- Problem description:
Find and copy every line in the records that includes the string "Valor".

**** Data shown ****

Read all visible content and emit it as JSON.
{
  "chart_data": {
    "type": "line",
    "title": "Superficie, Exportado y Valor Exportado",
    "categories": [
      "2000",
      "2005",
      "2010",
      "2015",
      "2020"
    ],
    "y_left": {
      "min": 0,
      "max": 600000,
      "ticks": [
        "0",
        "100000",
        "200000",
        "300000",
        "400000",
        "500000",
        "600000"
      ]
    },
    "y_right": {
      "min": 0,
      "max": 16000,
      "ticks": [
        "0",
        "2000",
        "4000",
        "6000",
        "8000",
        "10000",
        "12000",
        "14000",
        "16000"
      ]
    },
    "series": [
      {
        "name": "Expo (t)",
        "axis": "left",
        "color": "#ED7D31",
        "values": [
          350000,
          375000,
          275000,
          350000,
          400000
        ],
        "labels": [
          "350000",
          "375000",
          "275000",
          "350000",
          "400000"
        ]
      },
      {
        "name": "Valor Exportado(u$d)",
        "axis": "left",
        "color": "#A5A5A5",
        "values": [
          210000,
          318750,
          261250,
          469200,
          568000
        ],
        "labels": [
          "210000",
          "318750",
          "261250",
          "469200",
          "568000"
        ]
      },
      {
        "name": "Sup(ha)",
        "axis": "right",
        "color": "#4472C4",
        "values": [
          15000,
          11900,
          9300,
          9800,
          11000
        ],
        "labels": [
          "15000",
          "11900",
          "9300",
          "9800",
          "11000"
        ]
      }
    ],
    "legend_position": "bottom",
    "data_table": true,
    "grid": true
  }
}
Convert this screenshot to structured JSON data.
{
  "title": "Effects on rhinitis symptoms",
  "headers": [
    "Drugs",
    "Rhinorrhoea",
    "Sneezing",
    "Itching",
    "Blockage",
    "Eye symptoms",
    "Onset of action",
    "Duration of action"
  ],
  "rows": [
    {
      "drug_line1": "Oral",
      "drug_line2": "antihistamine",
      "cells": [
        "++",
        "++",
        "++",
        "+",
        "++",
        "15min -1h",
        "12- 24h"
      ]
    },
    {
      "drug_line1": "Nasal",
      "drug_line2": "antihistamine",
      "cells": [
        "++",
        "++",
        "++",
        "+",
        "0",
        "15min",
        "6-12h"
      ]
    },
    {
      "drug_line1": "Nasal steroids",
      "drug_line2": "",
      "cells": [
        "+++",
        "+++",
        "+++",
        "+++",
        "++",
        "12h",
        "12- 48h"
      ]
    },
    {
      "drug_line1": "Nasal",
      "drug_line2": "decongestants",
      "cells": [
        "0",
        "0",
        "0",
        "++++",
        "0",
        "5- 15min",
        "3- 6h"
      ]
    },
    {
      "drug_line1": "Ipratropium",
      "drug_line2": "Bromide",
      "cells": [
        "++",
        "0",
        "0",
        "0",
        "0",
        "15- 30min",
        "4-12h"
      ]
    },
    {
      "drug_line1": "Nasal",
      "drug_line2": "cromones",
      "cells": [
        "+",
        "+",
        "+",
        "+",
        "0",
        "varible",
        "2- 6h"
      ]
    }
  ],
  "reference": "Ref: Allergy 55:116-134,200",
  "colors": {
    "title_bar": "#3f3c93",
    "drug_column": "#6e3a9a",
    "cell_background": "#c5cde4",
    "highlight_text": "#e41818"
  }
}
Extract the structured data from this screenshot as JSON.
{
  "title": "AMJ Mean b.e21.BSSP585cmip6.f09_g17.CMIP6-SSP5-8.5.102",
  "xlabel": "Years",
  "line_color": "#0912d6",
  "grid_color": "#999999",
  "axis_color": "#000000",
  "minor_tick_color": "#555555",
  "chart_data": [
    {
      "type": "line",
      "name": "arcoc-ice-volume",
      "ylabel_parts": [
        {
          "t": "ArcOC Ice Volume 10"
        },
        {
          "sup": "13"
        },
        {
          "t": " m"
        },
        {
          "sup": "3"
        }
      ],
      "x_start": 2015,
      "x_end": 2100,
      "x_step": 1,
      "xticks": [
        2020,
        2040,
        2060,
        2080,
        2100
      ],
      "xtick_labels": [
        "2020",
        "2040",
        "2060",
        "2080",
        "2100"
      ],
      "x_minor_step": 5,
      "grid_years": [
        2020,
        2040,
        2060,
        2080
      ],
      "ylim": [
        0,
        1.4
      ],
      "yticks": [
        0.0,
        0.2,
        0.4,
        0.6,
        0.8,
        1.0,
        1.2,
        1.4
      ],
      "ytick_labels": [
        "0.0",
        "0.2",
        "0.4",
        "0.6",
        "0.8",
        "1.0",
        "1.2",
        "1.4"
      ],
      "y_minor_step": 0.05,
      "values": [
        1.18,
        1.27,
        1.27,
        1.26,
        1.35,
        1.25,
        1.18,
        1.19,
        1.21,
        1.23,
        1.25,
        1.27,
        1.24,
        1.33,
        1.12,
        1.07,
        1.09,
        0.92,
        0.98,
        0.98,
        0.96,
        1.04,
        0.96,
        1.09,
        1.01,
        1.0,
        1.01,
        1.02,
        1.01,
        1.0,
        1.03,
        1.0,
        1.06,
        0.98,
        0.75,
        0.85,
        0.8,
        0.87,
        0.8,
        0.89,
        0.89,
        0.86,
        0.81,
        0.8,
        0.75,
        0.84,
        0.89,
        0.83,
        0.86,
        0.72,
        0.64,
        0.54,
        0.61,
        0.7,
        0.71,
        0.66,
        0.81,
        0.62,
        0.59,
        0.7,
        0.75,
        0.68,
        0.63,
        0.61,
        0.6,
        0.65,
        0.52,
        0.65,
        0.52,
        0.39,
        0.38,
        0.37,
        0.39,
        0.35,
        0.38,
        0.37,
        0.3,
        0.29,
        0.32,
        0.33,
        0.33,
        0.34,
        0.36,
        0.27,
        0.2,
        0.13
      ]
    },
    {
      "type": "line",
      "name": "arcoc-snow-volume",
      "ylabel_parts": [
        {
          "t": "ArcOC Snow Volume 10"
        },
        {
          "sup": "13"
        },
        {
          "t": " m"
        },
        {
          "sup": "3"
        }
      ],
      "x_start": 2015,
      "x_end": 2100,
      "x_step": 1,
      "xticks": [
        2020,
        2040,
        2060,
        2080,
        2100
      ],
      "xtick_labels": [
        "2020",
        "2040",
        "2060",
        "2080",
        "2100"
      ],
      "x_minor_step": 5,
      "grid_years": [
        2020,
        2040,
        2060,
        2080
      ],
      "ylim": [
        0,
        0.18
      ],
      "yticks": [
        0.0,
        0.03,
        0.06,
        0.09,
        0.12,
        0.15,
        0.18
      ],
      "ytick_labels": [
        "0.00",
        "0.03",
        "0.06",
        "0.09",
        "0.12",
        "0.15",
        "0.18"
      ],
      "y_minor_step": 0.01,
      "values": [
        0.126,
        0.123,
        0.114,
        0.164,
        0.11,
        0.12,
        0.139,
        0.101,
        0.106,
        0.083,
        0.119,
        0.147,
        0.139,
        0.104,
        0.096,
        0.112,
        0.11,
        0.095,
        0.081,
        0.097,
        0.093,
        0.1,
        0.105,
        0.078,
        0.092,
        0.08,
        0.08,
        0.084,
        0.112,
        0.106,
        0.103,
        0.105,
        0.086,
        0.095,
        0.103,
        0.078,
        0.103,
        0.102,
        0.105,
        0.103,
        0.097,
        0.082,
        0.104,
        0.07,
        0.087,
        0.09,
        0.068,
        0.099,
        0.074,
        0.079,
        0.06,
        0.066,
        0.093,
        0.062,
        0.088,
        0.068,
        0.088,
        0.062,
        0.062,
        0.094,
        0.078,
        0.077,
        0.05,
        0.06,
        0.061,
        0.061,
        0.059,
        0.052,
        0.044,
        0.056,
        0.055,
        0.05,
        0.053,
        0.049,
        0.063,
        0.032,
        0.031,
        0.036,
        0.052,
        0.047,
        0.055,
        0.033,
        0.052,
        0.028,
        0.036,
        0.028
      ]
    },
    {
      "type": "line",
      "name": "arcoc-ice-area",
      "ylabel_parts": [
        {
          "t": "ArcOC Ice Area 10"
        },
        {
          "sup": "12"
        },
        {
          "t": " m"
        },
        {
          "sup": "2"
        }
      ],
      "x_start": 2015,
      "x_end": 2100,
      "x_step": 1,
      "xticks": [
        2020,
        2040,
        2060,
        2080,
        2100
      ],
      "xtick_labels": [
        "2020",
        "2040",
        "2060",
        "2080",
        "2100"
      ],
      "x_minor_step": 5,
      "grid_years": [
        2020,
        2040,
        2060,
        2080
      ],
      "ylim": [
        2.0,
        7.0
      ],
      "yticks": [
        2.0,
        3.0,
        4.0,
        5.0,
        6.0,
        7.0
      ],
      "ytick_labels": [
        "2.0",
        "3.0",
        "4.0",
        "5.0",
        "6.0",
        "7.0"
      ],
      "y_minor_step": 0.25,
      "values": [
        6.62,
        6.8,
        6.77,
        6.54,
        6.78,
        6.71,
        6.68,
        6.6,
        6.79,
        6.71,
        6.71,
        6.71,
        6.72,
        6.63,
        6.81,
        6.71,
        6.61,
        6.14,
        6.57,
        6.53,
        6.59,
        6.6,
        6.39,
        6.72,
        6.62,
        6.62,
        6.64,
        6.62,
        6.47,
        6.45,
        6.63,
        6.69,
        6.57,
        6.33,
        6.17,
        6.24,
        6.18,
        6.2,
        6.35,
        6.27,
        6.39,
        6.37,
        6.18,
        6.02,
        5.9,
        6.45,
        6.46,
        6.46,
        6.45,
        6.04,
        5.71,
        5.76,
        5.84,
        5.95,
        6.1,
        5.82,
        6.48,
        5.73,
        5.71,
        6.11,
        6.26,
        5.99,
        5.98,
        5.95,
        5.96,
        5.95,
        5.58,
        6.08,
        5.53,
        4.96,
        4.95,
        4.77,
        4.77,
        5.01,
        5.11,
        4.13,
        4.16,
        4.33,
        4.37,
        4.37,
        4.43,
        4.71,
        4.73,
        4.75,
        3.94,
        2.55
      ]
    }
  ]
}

****

- Finished task:
    "title": "Superficie, Exportado y Valor Exportado",
        "name": "Valor Exportado(u$d)",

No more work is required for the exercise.